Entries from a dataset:

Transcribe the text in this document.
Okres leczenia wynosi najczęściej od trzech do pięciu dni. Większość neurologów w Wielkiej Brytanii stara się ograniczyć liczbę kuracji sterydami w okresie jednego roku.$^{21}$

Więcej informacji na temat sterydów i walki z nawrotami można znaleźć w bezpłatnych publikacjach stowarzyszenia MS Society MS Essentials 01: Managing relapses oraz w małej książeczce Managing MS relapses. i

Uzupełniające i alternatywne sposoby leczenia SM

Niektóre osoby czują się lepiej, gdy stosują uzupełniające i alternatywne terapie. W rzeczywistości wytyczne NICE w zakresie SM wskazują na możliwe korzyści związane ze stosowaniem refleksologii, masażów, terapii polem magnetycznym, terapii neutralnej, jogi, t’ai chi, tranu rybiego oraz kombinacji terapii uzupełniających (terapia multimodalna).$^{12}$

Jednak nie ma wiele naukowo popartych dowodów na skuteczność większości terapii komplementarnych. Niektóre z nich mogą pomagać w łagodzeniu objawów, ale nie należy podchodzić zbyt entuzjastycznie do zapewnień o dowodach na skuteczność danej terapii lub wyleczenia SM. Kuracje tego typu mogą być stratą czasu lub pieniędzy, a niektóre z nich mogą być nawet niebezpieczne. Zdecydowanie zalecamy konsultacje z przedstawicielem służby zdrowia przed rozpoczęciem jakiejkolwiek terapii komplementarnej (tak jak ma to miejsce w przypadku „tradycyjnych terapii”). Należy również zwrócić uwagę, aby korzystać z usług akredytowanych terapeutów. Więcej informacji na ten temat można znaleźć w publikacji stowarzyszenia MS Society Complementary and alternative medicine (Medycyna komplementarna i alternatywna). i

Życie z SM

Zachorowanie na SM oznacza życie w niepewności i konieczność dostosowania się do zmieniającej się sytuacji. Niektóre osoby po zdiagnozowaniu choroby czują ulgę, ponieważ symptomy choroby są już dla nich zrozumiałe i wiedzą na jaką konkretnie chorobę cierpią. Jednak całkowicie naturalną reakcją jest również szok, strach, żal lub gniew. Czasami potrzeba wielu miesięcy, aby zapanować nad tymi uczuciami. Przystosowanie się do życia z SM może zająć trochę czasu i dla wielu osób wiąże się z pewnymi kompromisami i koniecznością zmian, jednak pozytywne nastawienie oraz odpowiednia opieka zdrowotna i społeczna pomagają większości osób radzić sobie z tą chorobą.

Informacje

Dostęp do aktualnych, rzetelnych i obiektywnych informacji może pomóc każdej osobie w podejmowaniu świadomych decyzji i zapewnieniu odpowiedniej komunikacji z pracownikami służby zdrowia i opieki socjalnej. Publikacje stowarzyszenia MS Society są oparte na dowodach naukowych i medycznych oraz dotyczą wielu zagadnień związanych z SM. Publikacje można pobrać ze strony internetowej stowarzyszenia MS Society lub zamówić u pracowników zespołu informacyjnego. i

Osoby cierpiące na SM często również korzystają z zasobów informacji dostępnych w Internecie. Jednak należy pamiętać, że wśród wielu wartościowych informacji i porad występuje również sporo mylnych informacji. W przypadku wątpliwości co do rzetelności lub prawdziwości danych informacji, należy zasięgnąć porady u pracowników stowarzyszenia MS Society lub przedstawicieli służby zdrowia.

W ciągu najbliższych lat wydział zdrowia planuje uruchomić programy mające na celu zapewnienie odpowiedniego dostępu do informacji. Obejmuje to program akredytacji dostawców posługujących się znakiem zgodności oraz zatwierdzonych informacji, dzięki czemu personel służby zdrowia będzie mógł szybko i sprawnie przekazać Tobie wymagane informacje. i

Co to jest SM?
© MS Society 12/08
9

(INSTRUCTION): Each entry is to be returned in full, character for character.

(ANSWER BELOW):
Transcribe the text in this document.
Okres leczenia wynosi najczęściej od trzech do pięciu dni. Większość neurologów w Wielkiej Brytanii stara się ograniczyć liczbę kuracji sterydami w okresie jednego roku.$^{21}$

Więcej informacji na temat sterydów i walki z nawrotami można znaleźć w bezpłatnych publikacjach stowarzyszenia MS Society MS Essentials 01: Managing relapses oraz w małej książeczce Managing MS relapses. i

Uzupełniające i alternatywne sposoby leczenia SM

Niektóre osoby czują się lepiej, gdy stosują uzupełniające i alternatywne terapie. W rzeczywistości wytyczne NICE w zakresie SM wskazują na możliwe korzyści związane ze stosowaniem refleksologii, masażów, terapii polem magnetycznym, terapii neutralnej, jogi, t’ai chi, tranu rybiego oraz kombinacji terapii uzupełniających (terapia multimodalna).$^{12}$

Jednak nie ma wiele naukowo popartych dowodów na skuteczność większości terapii komplementarnych. Niektóre z nich mogą pomagać w łagodzeniu objawów, ale nie należy podchodzić zbyt entuzjastycznie do zapewnień o dowodach na skuteczność danej terapii lub wyleczenia SM. Kuracje tego typu mogą być stratą czasu lub pieniędzy, a niektóre z nich mogą być nawet niebezpieczne. Zdecydowanie zalecamy konsultacje z przedstawicielem służby zdrowia przed rozpoczęciem jakiejkolwiek terapii komplementarnej (tak jak ma to miejsce w przypadku „tradycyjnych terapii”). Należy również zwrócić uwagę, aby korzystać z usług akredytowanych terapeutów. Więcej informacji na ten temat można znaleźć w publikacji stowarzyszenia MS Society Complementary and alternative medicine (Medycyna komplementarna i alternatywna). i

Życie z SM

Zachorowanie na SM oznacza życie w niepewności i konieczność dostosowania się do zmieniającej się sytuacji. Niektóre osoby po zdiagnozowaniu choroby czują ulgę, ponieważ symptomy choroby są już dla nich zrozumiałe i wiedzą na jaką konkretnie chorobę cierpią. Jednak całkowicie naturalną reakcją jest również szok, strach, żal lub gniew. Czasami potrzeba wielu miesięcy, aby zapanować nad tymi uczuciami. Przystosowanie się do życia z SM może zająć trochę czasu i dla wielu osób wiąże się z pewnymi kompromisami i koniecznością zmian, jednak pozytywne nastawienie oraz odpowiednia opieka zdrowotna i społeczna pomagają większości osób radzić sobie z tą chorobą.

Informacje

Dostęp do aktualnych, rzetelnych i obiektywnych informacji może pomóc każdej osobie w podejmowaniu świadomych decyzji i zapewnieniu odpowiedniej komunikacji z pracownikami służby zdrowia i opieki socjalnej. Publikacje stowarzyszenia MS Society są oparte na dowodach naukowych i medycznych oraz dotyczą wielu zagadnień związanych z SM. Publikacje można pobrać ze strony internetowej stowarzyszenia MS Society lub zamówić u pracowników zespołu informacyjnego. i

Osoby cierpiące na SM często również korzystają z zasobów informacji dostępnych w Internecie. Jednak należy pamiętać, że wśród wielu wartościowych informacji i porad występuje również sporo mylnych informacji. W przypadku wątpliwości co do rzetelności lub prawdziwości danych informacji, należy zasięgnąć porady u pracowników stowarzyszenia MS Society lub przedstawicieli służby zdrowia.

W ciągu najbliższych lat wydział zdrowia planuje uruchomić programy mające na celu zapewnienie odpowiedniego dostępu do informacji. Obejmuje to program akredytacji dostawców posługujących się znakiem zgodności oraz zatwierdzonych informacji, dzięki czemu personel służby zdrowia będzie mógł szybko i sprawnie przekazać Tobie wymagane informacje. i

Co to jest SM?
© MS Society 12/08
9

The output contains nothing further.